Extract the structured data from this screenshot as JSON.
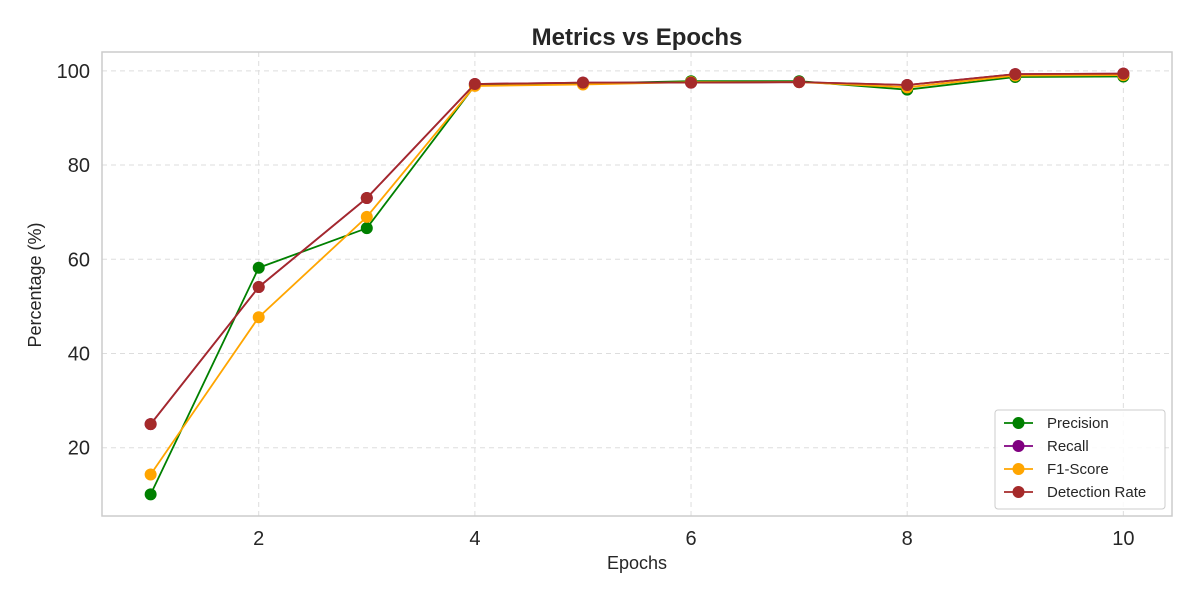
{
  "chart_data": {
    "type": "line",
    "title": "Metrics vs Epochs",
    "xlabel": "Epochs",
    "ylabel": "Percentage (%)",
    "x": [
      1,
      2,
      3,
      4,
      5,
      6,
      7,
      8,
      9,
      10
    ],
    "xlim": [
      0.55,
      10.45
    ],
    "ylim": [
      5.5,
      104
    ],
    "xticks": [
      2,
      4,
      6,
      8,
      10
    ],
    "yticks": [
      20,
      40,
      60,
      80,
      100
    ],
    "grid": true,
    "legend_position": "bottom-right",
    "series": [
      {
        "name": "Precision",
        "color": "#008000",
        "values": [
          10.1,
          58.2,
          66.6,
          96.9,
          97.3,
          97.8,
          97.8,
          96.0,
          98.7,
          98.8
        ]
      },
      {
        "name": "Recall",
        "color": "#800080",
        "values": [
          25.0,
          54.1,
          73.0,
          97.2,
          97.5,
          97.5,
          97.6,
          97.0,
          99.3,
          99.4
        ]
      },
      {
        "name": "F1-Score",
        "color": "#FFA500",
        "values": [
          14.3,
          47.7,
          69.0,
          96.8,
          97.1,
          97.6,
          97.6,
          96.5,
          99.0,
          99.1
        ]
      },
      {
        "name": "Detection Rate",
        "color": "#A52A2A",
        "values": [
          25.0,
          54.1,
          73.0,
          97.2,
          97.5,
          97.5,
          97.6,
          97.0,
          99.3,
          99.4
        ]
      }
    ]
  }
}
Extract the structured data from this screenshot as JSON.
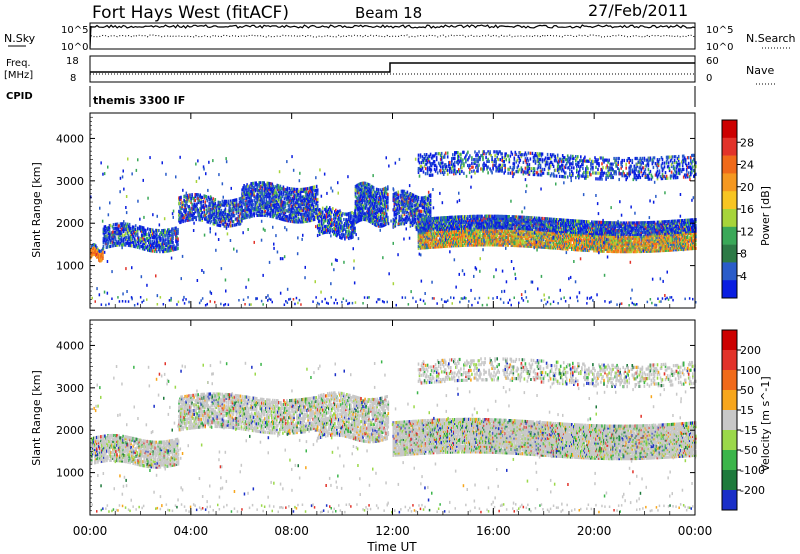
{
  "header": {
    "title": "Fort Hays West (fitACF)",
    "beam": "Beam 18",
    "date": "27/Feb/2011"
  },
  "top_panels": {
    "nsky_label": "N.Sky",
    "nsearch_label": "N.Search",
    "freq_label": "Freq.",
    "freq_unit": "[MHz]",
    "nave_label": "Nave",
    "cpid_label": "CPID",
    "cpid_value": "themis 3300 IF",
    "noise_ticks_left": [
      "10^5",
      "10^0"
    ],
    "noise_ticks_right": [
      "10^5",
      "10^0"
    ],
    "freq_ticks": [
      "18",
      "8"
    ],
    "nave_ticks": [
      "60",
      "0"
    ]
  },
  "chart_data": [
    {
      "type": "heatmap",
      "name": "power",
      "ylabel": "Slant Range [km]",
      "ylim": [
        0,
        4600
      ],
      "yticks": [
        1000,
        2000,
        3000,
        4000
      ],
      "x_range_hours": [
        0,
        24
      ],
      "colorbar_label": "Power [dB]",
      "colorbar_ticks": [
        "28",
        "24",
        "20",
        "16",
        "12",
        "8",
        "4"
      ],
      "colorbar_colors": [
        "#0a1ee0",
        "#2a5cc9",
        "#2d7a46",
        "#3aa858",
        "#a7d43a",
        "#f7c522",
        "#f59820",
        "#f06a1a",
        "#e2332a",
        "#cc0000"
      ],
      "bands": [
        {
          "t0": 0.0,
          "t1": 0.5,
          "r0": 1180,
          "r1": 1420,
          "density": 0.9
        },
        {
          "t0": 0.5,
          "t1": 3.5,
          "r0": 1400,
          "r1": 1900,
          "density": 0.6
        },
        {
          "t0": 3.5,
          "t1": 6.0,
          "r0": 2000,
          "r1": 2600,
          "density": 0.55
        },
        {
          "t0": 6.0,
          "t1": 9.0,
          "r0": 2100,
          "r1": 2900,
          "density": 0.65
        },
        {
          "t0": 9.0,
          "t1": 10.5,
          "r0": 1700,
          "r1": 2300,
          "density": 0.55
        },
        {
          "t0": 10.5,
          "t1": 11.8,
          "r0": 2000,
          "r1": 2900,
          "density": 0.7
        },
        {
          "t0": 12.0,
          "t1": 13.5,
          "r0": 1900,
          "r1": 2700,
          "density": 0.6
        },
        {
          "t0": 13.0,
          "t1": 24.0,
          "r0": 1400,
          "r1": 2100,
          "density": 0.85
        },
        {
          "t0": 13.0,
          "t1": 24.0,
          "r0": 3100,
          "r1": 3600,
          "density": 0.3
        }
      ]
    },
    {
      "type": "heatmap",
      "name": "velocity",
      "ylabel": "Slant Range [km]",
      "ylim": [
        0,
        4600
      ],
      "yticks": [
        1000,
        2000,
        3000,
        4000
      ],
      "x_range_hours": [
        0,
        24
      ],
      "xticks": [
        "00:00",
        "04:00",
        "08:00",
        "12:00",
        "16:00",
        "20:00",
        "00:00"
      ],
      "xlabel": "Time UT",
      "colorbar_label": "Velocity [m s^-1]",
      "colorbar_ticks": [
        "200",
        "100",
        "50",
        "15",
        "-15",
        "-50",
        "-100",
        "-200"
      ],
      "colorbar_colors": [
        "#1a2fc8",
        "#1e7a3c",
        "#3bb54a",
        "#9bd84a",
        "#c8c8c8",
        "#f7a61c",
        "#f06a1a",
        "#e2332a",
        "#cc0000"
      ],
      "bands": [
        {
          "t0": 0.0,
          "t1": 3.5,
          "r0": 1200,
          "r1": 1800,
          "density": 0.7
        },
        {
          "t0": 3.5,
          "t1": 9.0,
          "r0": 2000,
          "r1": 2800,
          "density": 0.6
        },
        {
          "t0": 9.0,
          "t1": 11.8,
          "r0": 1800,
          "r1": 2800,
          "density": 0.6
        },
        {
          "t0": 12.0,
          "t1": 24.0,
          "r0": 1400,
          "r1": 2200,
          "density": 0.85
        },
        {
          "t0": 13.0,
          "t1": 24.0,
          "r0": 3100,
          "r1": 3600,
          "density": 0.25
        }
      ]
    }
  ],
  "colors": {
    "noise_line": "#000000",
    "axis": "#000000",
    "ground_scatter": "#c8c8c8"
  }
}
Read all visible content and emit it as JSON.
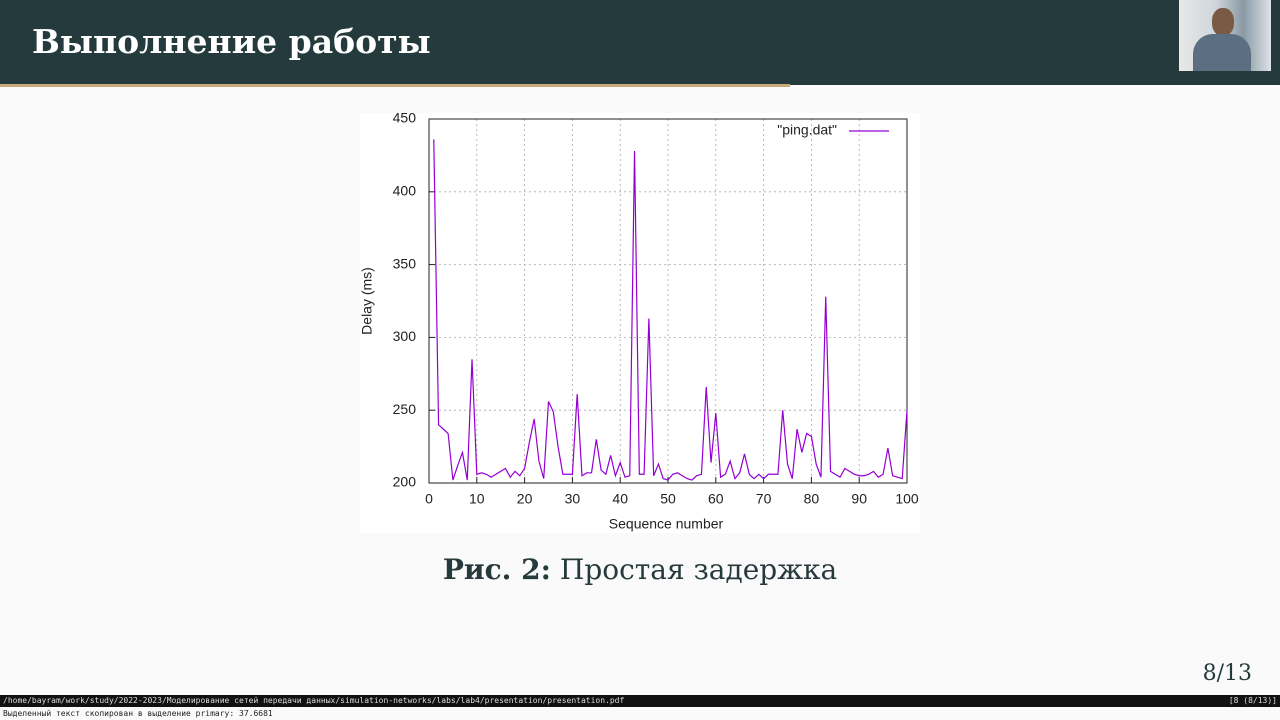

[REQUIREMENT] What is needed is an exact reproduction of the data, pictures excluded.

[FINAL ANSWER]
Extract the structured data from this screenshot as JSON.
{
  "chart_data": {
    "type": "line",
    "title": "Metrics vs Epochs",
    "xlabel": "Epochs",
    "ylabel": "Percentage (%)",
    "x": [
      1,
      2,
      3,
      4,
      5,
      6,
      7,
      8,
      9,
      10
    ],
    "xlim": [
      0.55,
      10.45
    ],
    "ylim": [
      5.5,
      104
    ],
    "xticks": [
      2,
      4,
      6,
      8,
      10
    ],
    "yticks": [
      20,
      40,
      60,
      80,
      100
    ],
    "grid": true,
    "legend_position": "bottom-right",
    "series": [
      {
        "name": "Precision",
        "color": "#008000",
        "values": [
          10.1,
          58.2,
          66.6,
          96.9,
          97.3,
          97.8,
          97.8,
          96.0,
          98.7,
          98.8
        ]
      },
      {
        "name": "Recall",
        "color": "#800080",
        "values": [
          25.0,
          54.1,
          73.0,
          97.2,
          97.5,
          97.5,
          97.6,
          97.0,
          99.3,
          99.4
        ]
      },
      {
        "name": "F1-Score",
        "color": "#FFA500",
        "values": [
          14.3,
          47.7,
          69.0,
          96.8,
          97.1,
          97.6,
          97.6,
          96.5,
          99.0,
          99.1
        ]
      },
      {
        "name": "Detection Rate",
        "color": "#A52A2A",
        "values": [
          25.0,
          54.1,
          73.0,
          97.2,
          97.5,
          97.5,
          97.6,
          97.0,
          99.3,
          99.4
        ]
      }
    ]
  }
}
Extract the structured data from this screenshot as JSON.
{
  "header": {
    "title": "Fort Hays West (fitACF)",
    "beam": "Beam 18",
    "date": "27/Feb/2011"
  },
  "top_panels": {
    "nsky_label": "N.Sky",
    "nsearch_label": "N.Search",
    "freq_label": "Freq.",
    "freq_unit": "[MHz]",
    "nave_label": "Nave",
    "cpid_label": "CPID",
    "cpid_value": "themis 3300 IF",
    "noise_ticks_left": [
      "10^5",
      "10^0"
    ],
    "noise_ticks_right": [
      "10^5",
      "10^0"
    ],
    "freq_ticks": [
      "18",
      "8"
    ],
    "nave_ticks": [
      "60",
      "0"
    ]
  },
  "chart_data": [
    {
      "type": "heatmap",
      "name": "power",
      "ylabel": "Slant Range [km]",
      "ylim": [
        0,
        4600
      ],
      "yticks": [
        1000,
        2000,
        3000,
        4000
      ],
      "x_range_hours": [
        0,
        24
      ],
      "colorbar_label": "Power [dB]",
      "colorbar_ticks": [
        "28",
        "24",
        "20",
        "16",
        "12",
        "8",
        "4"
      ],
      "colorbar_colors": [
        "#0a1ee0",
        "#2a5cc9",
        "#2d7a46",
        "#3aa858",
        "#a7d43a",
        "#f7c522",
        "#f59820",
        "#f06a1a",
        "#e2332a",
        "#cc0000"
      ],
      "bands": [
        {
          "t0": 0.0,
          "t1": 0.5,
          "r0": 1180,
          "r1": 1420,
          "density": 0.9
        },
        {
          "t0": 0.5,
          "t1": 3.5,
          "r0": 1400,
          "r1": 1900,
          "density": 0.6
        },
        {
          "t0": 3.5,
          "t1": 6.0,
          "r0": 2000,
          "r1": 2600,
          "density": 0.55
        },
        {
          "t0": 6.0,
          "t1": 9.0,
          "r0": 2100,
          "r1": 2900,
          "density": 0.65
        },
        {
          "t0": 9.0,
          "t1": 10.5,
          "r0": 1700,
          "r1": 2300,
          "density": 0.55
        },
        {
          "t0": 10.5,
          "t1": 11.8,
          "r0": 2000,
          "r1": 2900,
          "density": 0.7
        },
        {
          "t0": 12.0,
          "t1": 13.5,
          "r0": 1900,
          "r1": 2700,
          "density": 0.6
        },
        {
          "t0": 13.0,
          "t1": 24.0,
          "r0": 1400,
          "r1": 2100,
          "density": 0.85
        },
        {
          "t0": 13.0,
          "t1": 24.0,
          "r0": 3100,
          "r1": 3600,
          "density": 0.3
        }
      ]
    },
    {
      "type": "heatmap",
      "name": "velocity",
      "ylabel": "Slant Range [km]",
      "ylim": [
        0,
        4600
      ],
      "yticks": [
        1000,
        2000,
        3000,
        4000
      ],
      "x_range_hours": [
        0,
        24
      ],
      "xticks": [
        "00:00",
        "04:00",
        "08:00",
        "12:00",
        "16:00",
        "20:00",
        "00:00"
      ],
      "xlabel": "Time UT",
      "colorbar_label": "Velocity [m s^-1]",
      "colorbar_ticks": [
        "200",
        "100",
        "50",
        "15",
        "-15",
        "-50",
        "-100",
        "-200"
      ],
      "colorbar_colors": [
        "#1a2fc8",
        "#1e7a3c",
        "#3bb54a",
        "#9bd84a",
        "#c8c8c8",
        "#f7a61c",
        "#f06a1a",
        "#e2332a",
        "#cc0000"
      ],
      "bands": [
        {
          "t0": 0.0,
          "t1": 3.5,
          "r0": 1200,
          "r1": 1800,
          "density": 0.7
        },
        {
          "t0": 3.5,
          "t1": 9.0,
          "r0": 2000,
          "r1": 2800,
          "density": 0.6
        },
        {
          "t0": 9.0,
          "t1": 11.8,
          "r0": 1800,
          "r1": 2800,
          "density": 0.6
        },
        {
          "t0": 12.0,
          "t1": 24.0,
          "r0": 1400,
          "r1": 2200,
          "density": 0.85
        },
        {
          "t0": 13.0,
          "t1": 24.0,
          "r0": 3100,
          "r1": 3600,
          "density": 0.25
        }
      ]
    }
  ],
  "colors": {
    "noise_line": "#000000",
    "axis": "#000000",
    "ground_scatter": "#c8c8c8"
  }
}
Read all visible content and emit it as JSON.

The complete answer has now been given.